**Problem**
Copy every line that mentions the word "pink".

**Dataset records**
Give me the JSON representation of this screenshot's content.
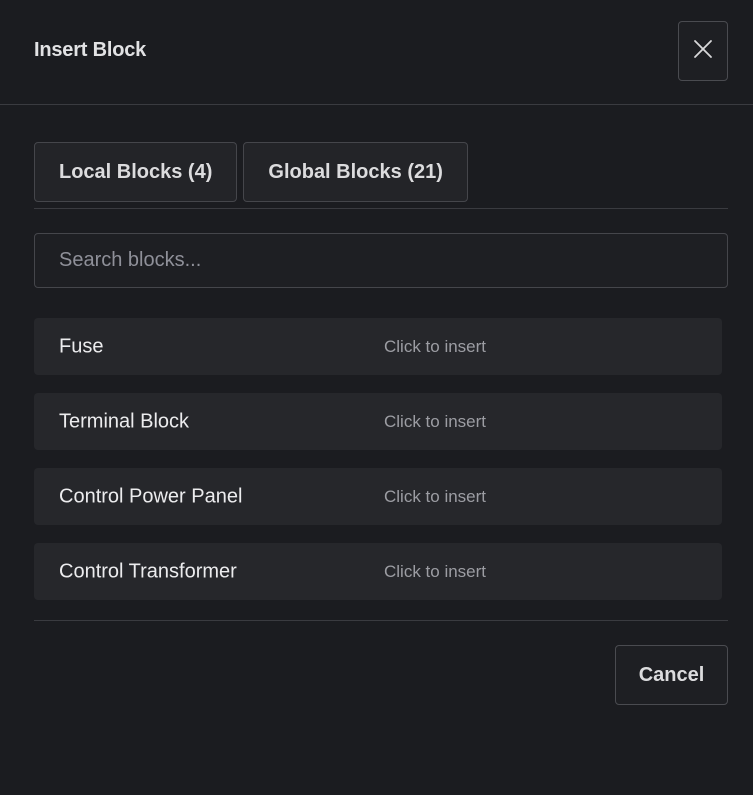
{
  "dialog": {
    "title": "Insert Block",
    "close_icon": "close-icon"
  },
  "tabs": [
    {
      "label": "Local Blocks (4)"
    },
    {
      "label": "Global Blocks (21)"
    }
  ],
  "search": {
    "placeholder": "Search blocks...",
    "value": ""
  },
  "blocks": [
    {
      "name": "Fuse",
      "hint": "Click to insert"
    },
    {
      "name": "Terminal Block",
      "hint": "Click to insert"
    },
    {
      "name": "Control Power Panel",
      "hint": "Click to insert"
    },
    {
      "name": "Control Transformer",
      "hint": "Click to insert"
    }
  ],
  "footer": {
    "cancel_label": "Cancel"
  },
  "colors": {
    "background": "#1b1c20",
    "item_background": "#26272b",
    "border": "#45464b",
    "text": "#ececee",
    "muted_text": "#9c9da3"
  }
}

...

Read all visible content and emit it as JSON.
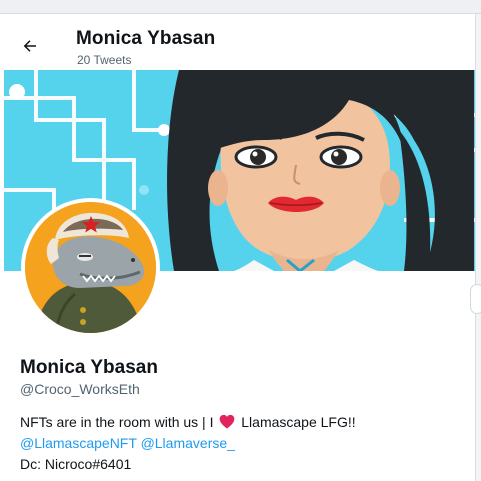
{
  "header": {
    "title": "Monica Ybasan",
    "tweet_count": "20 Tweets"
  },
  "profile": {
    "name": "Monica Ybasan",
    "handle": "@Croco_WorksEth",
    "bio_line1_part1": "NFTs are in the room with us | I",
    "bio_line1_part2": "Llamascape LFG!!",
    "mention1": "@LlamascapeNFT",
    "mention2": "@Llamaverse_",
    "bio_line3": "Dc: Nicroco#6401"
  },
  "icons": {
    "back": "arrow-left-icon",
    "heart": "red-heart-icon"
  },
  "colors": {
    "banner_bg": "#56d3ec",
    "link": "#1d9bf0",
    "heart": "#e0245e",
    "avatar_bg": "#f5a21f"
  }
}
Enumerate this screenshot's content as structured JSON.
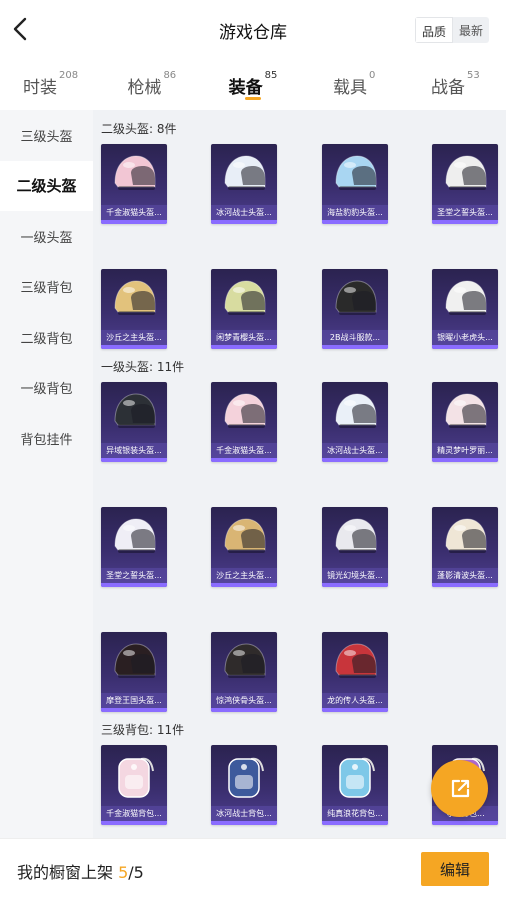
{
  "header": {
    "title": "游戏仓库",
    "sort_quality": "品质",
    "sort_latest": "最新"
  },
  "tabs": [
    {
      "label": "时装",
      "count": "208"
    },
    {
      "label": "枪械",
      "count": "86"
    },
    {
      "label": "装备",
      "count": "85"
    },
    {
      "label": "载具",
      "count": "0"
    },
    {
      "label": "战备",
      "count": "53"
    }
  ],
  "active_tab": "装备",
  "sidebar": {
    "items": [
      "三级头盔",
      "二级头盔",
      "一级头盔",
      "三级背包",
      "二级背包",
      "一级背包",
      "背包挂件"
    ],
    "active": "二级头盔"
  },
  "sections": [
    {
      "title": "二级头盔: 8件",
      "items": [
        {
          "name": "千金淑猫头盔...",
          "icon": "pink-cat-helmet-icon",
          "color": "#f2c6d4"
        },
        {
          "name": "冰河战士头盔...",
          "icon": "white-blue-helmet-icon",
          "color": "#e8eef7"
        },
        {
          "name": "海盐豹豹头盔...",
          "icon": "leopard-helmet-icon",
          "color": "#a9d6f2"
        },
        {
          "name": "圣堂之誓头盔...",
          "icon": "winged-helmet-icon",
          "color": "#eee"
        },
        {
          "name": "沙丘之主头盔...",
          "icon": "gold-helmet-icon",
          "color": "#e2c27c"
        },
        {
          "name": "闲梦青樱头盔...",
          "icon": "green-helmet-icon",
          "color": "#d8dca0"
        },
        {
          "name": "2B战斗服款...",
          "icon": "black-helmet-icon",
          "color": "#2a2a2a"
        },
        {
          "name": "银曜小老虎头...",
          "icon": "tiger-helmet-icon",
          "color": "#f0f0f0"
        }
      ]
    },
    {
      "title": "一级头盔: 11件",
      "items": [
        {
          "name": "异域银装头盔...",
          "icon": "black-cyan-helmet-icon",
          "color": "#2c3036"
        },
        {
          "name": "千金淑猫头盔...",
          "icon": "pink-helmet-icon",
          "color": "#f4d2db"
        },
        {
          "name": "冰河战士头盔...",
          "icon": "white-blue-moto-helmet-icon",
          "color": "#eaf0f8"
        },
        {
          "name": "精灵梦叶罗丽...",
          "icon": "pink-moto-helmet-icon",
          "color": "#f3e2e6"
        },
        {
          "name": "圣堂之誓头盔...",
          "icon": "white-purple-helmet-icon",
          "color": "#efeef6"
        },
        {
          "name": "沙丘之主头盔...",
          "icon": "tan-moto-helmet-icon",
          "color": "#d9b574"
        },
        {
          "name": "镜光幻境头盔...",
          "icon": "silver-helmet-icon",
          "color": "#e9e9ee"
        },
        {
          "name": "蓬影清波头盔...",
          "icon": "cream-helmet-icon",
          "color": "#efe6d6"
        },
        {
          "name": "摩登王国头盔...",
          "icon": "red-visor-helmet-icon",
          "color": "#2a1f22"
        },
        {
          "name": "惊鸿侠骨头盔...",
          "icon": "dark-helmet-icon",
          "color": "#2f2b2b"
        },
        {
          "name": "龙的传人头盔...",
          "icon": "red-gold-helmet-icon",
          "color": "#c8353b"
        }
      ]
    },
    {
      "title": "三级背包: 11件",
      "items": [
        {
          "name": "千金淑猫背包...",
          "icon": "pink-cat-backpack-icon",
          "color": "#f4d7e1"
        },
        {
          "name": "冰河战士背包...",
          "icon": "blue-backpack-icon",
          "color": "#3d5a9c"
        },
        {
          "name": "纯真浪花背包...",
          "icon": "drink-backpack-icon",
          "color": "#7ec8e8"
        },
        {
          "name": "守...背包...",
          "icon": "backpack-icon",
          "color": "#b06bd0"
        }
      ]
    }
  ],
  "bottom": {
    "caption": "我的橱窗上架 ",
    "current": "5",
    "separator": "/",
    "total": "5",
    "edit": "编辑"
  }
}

**Reply to the exercise**
          "icon": "pink-cat-helmet-icon",
          "icon": "pink-helmet-icon",
          "icon": "pink-moto-helmet-icon",
          "icon": "pink-cat-backpack-icon",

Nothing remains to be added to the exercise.